What to work on:
Copy each line below in which the word "ylabel" occurs.
·····
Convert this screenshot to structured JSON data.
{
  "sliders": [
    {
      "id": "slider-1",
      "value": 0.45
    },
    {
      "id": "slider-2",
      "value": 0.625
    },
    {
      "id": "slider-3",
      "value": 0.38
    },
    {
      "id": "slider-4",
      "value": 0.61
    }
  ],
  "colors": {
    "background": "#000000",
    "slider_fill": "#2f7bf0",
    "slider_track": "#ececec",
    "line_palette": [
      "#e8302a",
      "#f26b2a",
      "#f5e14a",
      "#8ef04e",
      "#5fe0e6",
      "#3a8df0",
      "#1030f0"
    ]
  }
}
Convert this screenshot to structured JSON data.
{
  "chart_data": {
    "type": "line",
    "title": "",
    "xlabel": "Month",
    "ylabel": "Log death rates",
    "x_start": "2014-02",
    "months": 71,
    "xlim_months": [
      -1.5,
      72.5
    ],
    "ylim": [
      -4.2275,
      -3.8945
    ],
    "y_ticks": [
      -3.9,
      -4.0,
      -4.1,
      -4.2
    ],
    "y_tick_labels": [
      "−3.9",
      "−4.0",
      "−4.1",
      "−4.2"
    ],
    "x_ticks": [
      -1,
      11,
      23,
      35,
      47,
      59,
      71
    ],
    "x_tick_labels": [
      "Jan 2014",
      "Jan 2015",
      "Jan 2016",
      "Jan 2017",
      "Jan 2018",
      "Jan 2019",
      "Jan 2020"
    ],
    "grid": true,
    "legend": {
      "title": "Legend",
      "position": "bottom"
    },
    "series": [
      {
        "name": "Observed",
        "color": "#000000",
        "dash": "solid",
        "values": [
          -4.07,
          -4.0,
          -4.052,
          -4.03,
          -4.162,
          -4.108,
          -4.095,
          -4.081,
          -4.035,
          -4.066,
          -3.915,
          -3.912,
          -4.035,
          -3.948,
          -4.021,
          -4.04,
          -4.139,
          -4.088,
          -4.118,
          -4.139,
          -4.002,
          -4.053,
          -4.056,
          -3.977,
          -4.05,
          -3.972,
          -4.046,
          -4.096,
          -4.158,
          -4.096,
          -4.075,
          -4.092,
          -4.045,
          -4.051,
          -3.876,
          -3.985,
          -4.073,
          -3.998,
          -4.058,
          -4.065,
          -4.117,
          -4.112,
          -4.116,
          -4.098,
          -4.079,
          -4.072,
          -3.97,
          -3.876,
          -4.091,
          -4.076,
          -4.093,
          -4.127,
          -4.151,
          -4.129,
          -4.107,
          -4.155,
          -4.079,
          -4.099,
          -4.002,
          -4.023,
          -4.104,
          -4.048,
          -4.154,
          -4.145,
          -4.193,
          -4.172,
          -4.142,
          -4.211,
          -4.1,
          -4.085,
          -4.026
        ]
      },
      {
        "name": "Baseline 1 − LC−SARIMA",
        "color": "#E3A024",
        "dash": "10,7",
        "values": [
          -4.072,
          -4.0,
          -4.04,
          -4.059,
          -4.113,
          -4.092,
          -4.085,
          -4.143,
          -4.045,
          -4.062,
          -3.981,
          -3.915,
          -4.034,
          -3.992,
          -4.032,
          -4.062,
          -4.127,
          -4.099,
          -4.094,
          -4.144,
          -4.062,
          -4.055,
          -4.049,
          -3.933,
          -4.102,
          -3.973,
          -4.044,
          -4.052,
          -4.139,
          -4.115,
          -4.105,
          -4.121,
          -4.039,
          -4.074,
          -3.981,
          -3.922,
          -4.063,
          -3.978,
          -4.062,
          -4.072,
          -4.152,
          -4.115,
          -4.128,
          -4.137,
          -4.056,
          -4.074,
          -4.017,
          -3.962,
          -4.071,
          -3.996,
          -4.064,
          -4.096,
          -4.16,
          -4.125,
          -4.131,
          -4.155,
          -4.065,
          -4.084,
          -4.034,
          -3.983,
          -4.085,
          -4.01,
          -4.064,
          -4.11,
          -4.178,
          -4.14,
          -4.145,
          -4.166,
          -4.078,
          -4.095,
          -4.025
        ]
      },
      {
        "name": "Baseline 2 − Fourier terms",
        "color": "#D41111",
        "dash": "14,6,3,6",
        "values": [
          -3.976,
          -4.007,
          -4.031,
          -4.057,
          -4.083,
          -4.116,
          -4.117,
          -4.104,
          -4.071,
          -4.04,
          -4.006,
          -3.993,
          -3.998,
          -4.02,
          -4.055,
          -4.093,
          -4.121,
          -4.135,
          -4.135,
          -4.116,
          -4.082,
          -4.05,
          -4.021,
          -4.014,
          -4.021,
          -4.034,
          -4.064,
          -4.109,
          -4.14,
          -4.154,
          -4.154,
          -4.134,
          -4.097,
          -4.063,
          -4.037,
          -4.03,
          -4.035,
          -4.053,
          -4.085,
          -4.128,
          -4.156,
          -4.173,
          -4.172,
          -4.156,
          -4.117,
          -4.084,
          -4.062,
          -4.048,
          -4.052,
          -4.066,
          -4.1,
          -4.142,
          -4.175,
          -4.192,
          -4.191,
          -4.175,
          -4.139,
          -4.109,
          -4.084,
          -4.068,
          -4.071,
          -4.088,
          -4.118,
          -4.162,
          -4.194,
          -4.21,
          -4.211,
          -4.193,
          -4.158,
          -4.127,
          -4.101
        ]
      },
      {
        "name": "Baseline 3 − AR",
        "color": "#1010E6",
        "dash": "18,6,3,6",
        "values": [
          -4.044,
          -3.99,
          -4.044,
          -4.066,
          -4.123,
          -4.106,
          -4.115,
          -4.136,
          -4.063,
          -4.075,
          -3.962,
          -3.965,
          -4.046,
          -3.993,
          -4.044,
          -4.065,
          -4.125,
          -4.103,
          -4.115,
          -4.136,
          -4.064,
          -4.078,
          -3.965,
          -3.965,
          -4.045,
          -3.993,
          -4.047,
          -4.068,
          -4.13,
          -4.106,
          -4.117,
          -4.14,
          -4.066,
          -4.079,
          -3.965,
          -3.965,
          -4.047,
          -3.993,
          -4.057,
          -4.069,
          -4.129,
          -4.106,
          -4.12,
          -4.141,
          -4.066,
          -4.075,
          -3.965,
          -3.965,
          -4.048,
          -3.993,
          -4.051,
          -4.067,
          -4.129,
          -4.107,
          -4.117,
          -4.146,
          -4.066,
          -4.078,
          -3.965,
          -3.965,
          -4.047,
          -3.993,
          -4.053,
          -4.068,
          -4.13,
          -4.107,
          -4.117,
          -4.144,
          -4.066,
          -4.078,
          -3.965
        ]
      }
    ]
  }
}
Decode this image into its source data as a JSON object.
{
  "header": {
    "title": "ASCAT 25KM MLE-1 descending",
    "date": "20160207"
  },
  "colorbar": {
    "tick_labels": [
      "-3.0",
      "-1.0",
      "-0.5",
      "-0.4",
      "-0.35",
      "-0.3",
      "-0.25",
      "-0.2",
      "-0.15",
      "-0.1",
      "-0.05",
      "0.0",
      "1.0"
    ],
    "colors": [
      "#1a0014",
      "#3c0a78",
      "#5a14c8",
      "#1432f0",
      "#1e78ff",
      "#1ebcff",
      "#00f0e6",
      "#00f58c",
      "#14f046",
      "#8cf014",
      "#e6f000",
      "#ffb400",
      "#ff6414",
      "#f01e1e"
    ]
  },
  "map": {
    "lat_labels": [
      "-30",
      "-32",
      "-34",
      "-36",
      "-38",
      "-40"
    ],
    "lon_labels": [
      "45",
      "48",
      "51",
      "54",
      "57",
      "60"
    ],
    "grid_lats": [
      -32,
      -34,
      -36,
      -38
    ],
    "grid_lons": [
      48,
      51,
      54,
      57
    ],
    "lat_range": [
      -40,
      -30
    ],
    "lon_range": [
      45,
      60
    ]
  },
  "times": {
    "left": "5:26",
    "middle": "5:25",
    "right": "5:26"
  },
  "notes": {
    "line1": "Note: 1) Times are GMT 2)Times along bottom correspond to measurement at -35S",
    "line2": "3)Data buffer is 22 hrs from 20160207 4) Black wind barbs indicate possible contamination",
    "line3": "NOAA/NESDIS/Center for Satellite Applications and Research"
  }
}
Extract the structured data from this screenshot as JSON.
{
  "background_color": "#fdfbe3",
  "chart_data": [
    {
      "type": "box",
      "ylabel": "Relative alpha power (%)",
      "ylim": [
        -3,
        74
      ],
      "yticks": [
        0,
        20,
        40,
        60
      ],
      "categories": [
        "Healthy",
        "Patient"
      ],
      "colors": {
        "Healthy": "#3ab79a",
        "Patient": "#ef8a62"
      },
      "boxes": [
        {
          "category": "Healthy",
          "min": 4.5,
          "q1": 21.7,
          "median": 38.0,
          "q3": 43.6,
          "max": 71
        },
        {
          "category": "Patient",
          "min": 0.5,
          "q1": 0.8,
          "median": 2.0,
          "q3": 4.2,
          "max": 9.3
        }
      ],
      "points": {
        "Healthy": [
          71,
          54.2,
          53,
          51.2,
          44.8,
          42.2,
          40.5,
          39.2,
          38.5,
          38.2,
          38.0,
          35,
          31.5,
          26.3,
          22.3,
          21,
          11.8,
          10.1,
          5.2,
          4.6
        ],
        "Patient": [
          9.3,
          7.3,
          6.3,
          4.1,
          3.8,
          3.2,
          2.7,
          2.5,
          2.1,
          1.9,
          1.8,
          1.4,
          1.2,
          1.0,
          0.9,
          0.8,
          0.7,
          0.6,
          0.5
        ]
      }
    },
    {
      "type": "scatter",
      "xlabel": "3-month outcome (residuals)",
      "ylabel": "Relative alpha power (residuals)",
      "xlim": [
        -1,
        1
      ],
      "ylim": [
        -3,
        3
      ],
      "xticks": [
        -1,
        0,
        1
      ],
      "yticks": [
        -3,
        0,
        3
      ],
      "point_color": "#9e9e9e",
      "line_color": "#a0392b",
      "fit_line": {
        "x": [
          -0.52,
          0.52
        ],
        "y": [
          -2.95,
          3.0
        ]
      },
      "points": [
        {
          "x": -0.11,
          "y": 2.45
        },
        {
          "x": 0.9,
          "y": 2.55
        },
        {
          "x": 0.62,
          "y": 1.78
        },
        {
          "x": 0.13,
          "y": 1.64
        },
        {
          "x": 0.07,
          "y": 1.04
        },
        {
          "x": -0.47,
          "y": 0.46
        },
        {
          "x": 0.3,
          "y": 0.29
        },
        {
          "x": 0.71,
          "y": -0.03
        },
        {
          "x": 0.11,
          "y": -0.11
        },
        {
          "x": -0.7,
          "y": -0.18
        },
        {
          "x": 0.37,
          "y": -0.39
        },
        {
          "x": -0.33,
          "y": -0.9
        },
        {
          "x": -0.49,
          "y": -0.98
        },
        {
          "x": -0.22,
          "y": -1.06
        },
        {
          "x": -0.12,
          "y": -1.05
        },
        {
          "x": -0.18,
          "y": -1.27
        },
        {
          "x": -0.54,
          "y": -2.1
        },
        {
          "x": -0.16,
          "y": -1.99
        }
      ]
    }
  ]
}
·····
Result:
    "ylabel": "Log death rates",
      "ylabel": "Relative alpha power (%)",
      "ylabel": "Relative alpha power (residuals)",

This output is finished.